- _Exercise goal_:
Scan the records below for the word "ylabel" and give only the number of lines that hold it.

★ ★ ★ ★ ★

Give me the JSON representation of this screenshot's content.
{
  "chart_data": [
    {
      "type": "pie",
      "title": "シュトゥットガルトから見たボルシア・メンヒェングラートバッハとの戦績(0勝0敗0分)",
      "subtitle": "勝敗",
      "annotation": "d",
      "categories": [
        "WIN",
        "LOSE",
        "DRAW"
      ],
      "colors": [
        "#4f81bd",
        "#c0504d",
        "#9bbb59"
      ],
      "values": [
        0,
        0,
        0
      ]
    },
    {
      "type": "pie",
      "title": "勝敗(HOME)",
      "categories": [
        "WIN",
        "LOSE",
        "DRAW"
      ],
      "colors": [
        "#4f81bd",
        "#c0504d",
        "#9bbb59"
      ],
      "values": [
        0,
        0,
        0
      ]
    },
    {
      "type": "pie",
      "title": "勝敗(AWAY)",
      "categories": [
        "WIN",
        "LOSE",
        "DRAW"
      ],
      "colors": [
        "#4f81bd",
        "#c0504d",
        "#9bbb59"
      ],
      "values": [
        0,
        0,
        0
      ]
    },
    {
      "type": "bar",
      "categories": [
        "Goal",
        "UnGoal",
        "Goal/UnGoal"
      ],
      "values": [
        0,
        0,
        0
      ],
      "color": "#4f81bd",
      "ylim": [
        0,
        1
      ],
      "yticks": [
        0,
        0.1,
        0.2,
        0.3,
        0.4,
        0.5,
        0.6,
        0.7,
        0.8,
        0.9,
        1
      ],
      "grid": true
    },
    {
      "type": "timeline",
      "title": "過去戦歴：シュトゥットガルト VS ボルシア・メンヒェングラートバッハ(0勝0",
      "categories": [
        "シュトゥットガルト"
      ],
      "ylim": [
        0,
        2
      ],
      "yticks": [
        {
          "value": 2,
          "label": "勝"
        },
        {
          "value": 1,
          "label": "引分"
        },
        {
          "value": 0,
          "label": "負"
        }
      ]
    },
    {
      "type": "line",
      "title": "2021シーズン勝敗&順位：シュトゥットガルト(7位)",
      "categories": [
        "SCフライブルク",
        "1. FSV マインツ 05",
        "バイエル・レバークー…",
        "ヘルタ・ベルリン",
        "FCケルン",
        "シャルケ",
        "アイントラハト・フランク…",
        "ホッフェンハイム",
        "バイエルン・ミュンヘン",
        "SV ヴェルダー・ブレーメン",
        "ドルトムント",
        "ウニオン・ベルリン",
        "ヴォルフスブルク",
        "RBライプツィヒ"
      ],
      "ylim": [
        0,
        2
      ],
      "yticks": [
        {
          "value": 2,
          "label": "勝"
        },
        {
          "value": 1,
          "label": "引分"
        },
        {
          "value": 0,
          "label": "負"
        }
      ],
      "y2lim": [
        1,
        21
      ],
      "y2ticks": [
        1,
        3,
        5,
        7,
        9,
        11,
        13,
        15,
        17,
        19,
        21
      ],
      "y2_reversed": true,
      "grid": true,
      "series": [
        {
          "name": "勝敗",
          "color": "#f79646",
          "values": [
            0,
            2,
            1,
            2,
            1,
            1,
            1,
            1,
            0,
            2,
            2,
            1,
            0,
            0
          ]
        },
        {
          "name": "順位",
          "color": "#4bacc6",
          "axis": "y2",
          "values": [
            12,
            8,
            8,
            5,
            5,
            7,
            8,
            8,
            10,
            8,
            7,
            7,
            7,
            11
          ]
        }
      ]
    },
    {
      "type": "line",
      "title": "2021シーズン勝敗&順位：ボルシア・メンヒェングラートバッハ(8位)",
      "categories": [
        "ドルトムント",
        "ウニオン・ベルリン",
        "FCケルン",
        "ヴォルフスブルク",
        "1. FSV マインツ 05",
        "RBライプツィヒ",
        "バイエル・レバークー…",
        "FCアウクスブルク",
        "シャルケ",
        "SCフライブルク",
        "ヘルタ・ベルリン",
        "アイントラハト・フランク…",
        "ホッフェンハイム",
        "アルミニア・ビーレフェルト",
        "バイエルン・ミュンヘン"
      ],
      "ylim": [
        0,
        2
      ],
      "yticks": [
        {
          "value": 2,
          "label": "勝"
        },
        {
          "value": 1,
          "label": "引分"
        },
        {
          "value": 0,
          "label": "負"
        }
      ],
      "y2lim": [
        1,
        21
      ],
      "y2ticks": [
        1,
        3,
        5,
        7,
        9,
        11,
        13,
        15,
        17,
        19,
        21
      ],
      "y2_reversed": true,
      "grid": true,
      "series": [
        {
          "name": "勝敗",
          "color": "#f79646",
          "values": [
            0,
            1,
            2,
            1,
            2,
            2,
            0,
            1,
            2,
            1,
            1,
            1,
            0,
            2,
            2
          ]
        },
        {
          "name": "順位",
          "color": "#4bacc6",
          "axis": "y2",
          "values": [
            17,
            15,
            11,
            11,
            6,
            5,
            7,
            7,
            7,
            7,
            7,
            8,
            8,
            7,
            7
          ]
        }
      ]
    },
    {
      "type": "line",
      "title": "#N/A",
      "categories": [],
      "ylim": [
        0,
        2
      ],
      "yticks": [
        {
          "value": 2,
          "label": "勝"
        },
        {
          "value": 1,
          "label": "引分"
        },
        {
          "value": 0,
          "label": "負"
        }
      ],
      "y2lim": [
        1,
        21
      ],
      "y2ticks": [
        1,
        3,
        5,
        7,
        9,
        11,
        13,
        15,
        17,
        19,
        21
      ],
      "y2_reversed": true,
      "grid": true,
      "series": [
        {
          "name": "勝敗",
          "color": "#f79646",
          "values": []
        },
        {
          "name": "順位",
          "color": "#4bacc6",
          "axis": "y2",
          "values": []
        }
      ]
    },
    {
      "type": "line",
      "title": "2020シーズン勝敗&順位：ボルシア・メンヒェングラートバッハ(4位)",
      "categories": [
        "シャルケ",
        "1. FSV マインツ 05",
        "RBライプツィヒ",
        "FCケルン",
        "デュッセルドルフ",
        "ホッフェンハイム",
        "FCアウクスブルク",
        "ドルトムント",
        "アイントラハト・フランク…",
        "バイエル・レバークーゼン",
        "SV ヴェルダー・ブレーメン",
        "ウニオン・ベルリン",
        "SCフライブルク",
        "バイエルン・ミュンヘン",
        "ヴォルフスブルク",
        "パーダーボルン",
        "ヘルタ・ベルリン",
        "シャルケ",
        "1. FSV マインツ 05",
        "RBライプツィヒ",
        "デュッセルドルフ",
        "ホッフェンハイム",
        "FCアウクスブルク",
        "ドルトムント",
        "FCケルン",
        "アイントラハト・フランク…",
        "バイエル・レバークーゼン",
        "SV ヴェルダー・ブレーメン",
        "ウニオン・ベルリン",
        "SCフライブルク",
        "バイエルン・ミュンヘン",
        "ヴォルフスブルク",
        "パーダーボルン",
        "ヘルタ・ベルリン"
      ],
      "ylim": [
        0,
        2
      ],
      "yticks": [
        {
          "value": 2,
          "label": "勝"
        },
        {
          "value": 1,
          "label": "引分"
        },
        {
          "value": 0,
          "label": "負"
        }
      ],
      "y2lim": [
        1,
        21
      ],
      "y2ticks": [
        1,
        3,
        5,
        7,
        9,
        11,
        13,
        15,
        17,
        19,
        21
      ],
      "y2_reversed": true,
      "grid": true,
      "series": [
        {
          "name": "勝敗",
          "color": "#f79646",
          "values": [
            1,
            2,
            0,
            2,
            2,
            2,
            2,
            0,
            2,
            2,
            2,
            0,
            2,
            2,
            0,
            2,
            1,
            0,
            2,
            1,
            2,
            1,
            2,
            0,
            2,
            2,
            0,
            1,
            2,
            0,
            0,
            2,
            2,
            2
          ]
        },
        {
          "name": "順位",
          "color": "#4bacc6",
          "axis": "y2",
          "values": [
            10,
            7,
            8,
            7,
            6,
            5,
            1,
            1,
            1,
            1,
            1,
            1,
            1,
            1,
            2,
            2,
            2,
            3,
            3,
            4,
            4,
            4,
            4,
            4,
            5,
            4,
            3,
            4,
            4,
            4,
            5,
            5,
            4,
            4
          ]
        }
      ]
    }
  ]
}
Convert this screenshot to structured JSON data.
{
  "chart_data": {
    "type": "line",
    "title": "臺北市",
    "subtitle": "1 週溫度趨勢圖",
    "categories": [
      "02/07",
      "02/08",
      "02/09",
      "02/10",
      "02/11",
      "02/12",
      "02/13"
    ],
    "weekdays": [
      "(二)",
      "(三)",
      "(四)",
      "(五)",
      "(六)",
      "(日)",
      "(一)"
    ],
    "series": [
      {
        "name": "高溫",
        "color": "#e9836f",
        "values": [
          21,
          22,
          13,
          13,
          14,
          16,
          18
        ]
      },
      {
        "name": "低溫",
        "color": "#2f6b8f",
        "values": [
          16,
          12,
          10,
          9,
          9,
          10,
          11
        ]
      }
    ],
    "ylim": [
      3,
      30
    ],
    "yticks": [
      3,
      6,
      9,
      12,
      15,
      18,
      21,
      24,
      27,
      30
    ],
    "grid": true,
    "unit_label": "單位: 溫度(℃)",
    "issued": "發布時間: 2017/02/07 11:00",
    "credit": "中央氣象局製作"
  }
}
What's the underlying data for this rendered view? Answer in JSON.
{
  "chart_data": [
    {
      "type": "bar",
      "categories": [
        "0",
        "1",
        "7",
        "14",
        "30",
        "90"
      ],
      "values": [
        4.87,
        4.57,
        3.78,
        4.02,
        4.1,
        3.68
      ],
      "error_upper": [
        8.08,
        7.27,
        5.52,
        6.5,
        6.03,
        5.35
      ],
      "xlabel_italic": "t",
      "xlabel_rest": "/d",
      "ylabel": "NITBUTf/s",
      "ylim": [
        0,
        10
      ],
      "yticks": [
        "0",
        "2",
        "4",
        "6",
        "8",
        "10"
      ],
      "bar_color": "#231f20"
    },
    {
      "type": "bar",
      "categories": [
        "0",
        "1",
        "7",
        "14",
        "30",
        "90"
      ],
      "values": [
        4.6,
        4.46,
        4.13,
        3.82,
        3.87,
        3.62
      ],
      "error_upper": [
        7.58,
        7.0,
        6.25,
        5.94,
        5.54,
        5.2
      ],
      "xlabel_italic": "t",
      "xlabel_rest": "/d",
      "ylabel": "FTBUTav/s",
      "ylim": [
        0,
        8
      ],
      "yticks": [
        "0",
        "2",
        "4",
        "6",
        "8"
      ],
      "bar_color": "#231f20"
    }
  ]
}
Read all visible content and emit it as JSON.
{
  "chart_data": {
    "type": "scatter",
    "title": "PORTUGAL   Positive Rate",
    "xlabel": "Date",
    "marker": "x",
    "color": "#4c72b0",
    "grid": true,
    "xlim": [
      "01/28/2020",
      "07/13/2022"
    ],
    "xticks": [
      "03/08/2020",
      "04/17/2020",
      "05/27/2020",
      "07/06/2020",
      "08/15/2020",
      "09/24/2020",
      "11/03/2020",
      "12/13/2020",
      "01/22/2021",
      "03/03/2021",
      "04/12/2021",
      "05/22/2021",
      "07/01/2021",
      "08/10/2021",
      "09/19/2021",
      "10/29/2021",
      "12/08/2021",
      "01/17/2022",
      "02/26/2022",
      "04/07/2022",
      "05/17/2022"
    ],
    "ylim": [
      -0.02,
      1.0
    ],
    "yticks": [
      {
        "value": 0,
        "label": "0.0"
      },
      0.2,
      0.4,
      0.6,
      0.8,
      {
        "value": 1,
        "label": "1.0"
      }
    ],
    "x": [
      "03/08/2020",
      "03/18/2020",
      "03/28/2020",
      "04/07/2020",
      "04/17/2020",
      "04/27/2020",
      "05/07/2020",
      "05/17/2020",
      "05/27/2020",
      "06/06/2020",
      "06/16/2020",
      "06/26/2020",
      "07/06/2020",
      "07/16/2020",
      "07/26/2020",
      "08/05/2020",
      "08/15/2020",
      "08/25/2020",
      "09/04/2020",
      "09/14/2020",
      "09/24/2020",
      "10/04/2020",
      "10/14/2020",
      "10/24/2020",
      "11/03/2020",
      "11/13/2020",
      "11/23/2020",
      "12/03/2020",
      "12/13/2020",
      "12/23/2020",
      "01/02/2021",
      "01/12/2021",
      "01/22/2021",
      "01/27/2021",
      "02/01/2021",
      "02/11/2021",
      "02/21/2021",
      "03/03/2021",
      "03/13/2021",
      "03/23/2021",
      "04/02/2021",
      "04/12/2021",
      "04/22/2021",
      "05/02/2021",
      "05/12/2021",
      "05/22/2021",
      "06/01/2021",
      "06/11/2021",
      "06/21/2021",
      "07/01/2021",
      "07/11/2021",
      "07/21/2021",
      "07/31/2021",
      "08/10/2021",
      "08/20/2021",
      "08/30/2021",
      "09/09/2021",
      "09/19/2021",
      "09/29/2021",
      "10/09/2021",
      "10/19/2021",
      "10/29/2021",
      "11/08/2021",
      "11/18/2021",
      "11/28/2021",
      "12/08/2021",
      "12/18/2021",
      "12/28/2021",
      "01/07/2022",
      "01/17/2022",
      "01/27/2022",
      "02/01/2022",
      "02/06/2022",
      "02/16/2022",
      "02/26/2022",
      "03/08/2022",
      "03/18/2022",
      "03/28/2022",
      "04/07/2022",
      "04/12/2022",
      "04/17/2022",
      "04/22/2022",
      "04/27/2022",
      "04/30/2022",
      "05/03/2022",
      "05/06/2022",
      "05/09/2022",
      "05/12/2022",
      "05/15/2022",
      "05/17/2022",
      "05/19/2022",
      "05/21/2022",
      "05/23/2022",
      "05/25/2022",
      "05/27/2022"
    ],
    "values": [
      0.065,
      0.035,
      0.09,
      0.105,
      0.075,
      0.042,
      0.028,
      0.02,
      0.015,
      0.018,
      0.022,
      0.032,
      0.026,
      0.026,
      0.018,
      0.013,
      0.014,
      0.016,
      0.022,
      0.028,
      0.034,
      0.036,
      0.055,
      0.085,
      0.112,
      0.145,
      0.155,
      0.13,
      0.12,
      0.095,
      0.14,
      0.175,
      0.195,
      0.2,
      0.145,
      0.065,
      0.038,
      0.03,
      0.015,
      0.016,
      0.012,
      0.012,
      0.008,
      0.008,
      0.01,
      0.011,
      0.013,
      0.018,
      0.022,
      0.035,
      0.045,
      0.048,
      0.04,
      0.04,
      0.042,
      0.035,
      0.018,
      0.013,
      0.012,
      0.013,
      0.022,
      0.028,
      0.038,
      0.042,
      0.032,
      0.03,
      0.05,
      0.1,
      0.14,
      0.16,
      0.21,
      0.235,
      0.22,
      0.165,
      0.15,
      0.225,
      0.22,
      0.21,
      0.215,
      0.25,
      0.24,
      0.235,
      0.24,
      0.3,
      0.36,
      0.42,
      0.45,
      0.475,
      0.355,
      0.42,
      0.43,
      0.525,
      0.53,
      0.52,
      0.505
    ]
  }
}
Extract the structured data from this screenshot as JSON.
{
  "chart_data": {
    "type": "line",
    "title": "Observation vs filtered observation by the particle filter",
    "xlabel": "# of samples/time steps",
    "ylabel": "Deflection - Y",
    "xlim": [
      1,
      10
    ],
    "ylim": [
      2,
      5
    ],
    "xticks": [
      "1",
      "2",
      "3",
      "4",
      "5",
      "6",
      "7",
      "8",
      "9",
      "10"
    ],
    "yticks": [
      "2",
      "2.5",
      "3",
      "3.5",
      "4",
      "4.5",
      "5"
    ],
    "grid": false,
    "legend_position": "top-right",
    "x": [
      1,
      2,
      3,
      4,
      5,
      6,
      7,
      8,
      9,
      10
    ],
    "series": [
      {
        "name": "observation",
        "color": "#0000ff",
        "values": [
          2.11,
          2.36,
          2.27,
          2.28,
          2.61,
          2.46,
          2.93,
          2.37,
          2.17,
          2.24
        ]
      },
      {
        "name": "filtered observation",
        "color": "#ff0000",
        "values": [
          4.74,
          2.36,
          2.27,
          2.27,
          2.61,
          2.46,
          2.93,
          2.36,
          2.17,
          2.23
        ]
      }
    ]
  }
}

★ ★ ★ ★ ★

- _Response below_:
3